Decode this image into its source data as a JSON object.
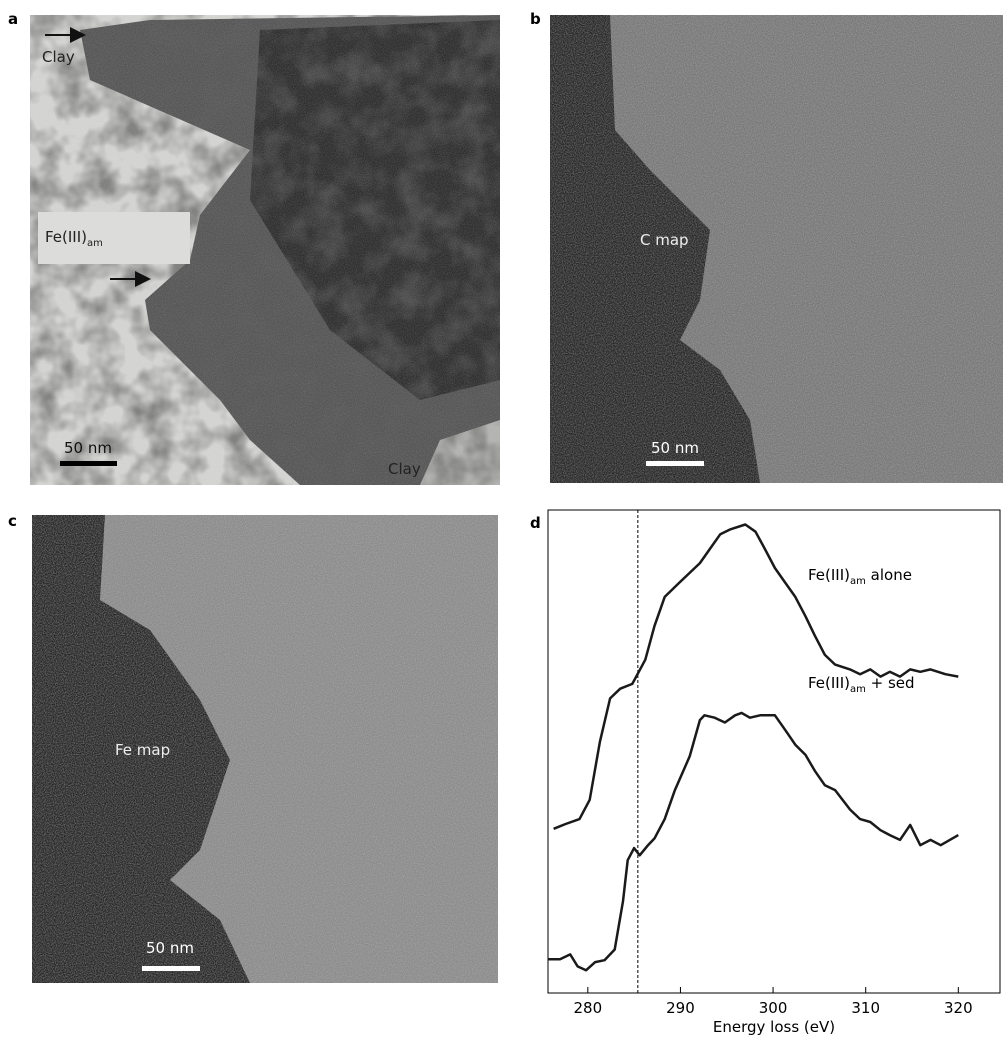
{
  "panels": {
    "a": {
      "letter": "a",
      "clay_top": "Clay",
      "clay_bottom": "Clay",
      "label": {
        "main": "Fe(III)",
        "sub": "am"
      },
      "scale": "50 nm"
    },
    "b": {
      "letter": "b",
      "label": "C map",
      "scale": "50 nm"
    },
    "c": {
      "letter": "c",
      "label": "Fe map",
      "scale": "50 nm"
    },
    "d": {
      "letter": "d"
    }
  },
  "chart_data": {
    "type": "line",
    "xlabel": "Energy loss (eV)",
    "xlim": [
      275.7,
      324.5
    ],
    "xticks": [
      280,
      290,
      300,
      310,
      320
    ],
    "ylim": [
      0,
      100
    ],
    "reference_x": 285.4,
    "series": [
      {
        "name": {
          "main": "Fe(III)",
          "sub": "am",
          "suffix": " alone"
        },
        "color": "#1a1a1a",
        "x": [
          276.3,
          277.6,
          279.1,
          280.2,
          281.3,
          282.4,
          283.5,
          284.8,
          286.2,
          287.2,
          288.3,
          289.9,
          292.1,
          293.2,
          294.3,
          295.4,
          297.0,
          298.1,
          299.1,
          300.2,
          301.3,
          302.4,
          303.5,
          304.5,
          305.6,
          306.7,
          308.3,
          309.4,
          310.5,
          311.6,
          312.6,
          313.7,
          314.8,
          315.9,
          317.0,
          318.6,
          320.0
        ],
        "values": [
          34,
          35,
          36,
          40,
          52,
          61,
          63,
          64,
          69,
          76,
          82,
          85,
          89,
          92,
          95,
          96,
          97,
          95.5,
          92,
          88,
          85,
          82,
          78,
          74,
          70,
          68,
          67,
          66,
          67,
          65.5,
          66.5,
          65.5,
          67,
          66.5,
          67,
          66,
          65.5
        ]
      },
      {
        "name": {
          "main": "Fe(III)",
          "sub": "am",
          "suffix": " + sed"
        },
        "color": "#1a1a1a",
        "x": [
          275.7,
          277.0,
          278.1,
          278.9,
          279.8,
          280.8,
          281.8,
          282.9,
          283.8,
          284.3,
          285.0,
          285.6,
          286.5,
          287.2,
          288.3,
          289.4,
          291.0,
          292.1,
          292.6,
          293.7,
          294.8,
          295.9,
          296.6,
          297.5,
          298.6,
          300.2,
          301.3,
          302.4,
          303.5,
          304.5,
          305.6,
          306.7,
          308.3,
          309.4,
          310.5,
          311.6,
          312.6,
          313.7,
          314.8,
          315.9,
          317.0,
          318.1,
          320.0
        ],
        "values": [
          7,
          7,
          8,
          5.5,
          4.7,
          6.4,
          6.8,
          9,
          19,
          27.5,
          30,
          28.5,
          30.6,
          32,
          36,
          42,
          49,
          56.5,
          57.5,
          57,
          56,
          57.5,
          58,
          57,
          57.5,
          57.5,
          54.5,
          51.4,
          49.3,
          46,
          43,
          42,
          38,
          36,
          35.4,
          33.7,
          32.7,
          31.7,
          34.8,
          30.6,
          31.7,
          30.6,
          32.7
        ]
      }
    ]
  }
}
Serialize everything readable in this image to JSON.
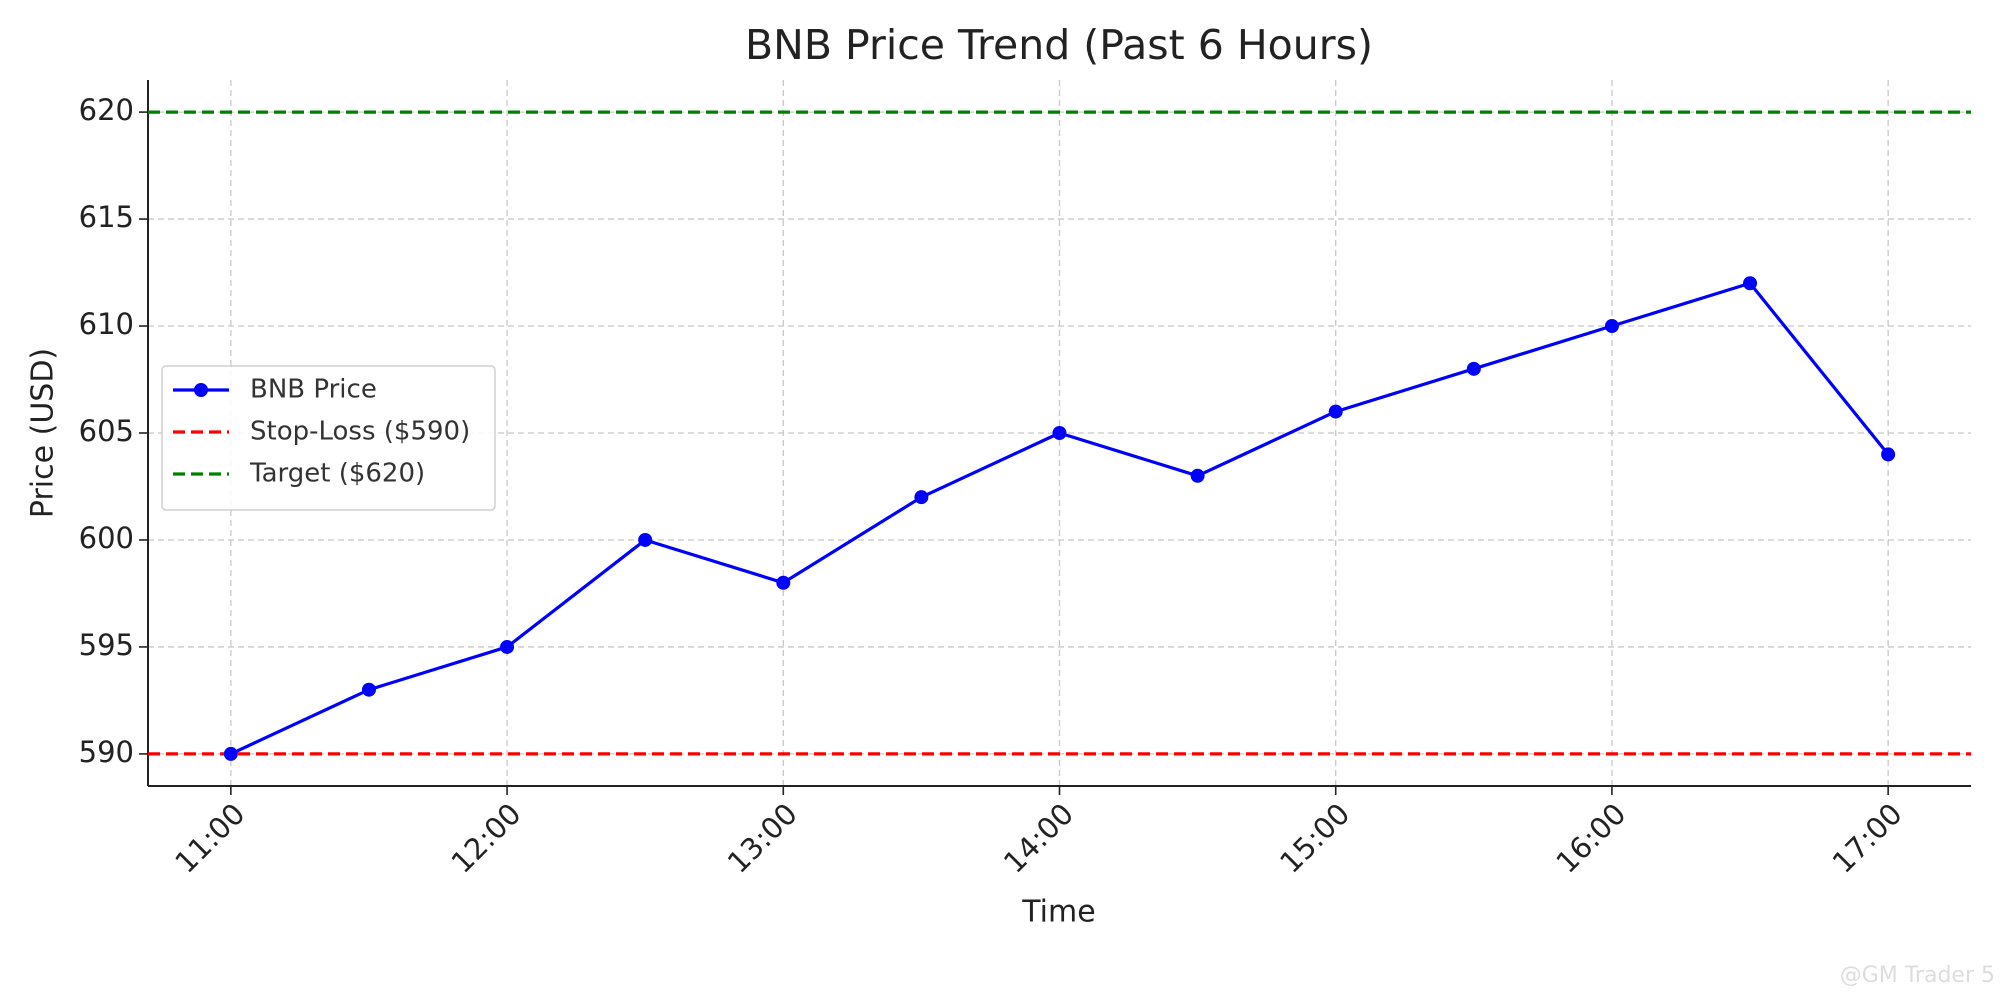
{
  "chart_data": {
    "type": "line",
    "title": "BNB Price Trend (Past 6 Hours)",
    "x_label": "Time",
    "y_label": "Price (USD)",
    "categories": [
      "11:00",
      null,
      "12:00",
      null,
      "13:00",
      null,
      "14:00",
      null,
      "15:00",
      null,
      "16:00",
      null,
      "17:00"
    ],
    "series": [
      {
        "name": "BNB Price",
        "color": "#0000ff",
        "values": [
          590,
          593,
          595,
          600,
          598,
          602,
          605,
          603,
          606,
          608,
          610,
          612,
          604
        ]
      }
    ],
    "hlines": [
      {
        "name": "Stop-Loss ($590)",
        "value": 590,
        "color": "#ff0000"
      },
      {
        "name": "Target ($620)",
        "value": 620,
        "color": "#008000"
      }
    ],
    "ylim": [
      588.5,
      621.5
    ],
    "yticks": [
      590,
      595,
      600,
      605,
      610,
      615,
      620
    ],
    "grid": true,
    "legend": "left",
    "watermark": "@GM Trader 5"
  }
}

▬▬▬▬▬▬▬▬▬▬

For each line of the entries that includes "JSON", show that line.

Decode this image into its source data as a JSON object.
Serialize everything readable in this image to JSON.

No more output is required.